◆ Stated task
Pull out every line of the listing below where "jakautuminen" appears.

◆ Extracted data
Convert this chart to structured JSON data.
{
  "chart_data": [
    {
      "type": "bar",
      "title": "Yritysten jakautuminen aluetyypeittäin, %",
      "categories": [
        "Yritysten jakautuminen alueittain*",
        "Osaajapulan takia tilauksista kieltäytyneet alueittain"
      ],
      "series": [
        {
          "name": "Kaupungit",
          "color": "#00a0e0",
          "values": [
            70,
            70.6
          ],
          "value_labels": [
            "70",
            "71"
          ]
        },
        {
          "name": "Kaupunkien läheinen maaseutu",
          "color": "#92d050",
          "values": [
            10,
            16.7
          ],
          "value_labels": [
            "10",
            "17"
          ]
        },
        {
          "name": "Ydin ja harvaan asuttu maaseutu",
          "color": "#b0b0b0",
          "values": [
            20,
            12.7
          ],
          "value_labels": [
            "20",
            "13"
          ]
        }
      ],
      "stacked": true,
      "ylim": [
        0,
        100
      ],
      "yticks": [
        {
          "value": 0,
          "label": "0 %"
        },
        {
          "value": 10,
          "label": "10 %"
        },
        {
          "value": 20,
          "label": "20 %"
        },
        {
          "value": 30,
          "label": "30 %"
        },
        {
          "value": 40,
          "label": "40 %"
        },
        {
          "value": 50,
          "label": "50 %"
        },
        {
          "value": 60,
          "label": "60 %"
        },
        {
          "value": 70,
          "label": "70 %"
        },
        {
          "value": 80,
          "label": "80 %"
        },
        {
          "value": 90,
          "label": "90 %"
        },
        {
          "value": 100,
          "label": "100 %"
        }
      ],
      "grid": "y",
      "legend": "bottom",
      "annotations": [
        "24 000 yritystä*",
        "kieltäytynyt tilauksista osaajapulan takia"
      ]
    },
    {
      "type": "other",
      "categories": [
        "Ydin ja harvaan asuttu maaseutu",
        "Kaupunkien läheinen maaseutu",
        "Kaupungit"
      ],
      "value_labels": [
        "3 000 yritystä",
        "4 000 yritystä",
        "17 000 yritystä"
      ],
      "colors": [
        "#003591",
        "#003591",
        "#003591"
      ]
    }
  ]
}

◆ Expected output
      "title": "Yritysten jakautuminen aluetyypeittäin, %",
        "Yritysten jakautuminen alueittain*",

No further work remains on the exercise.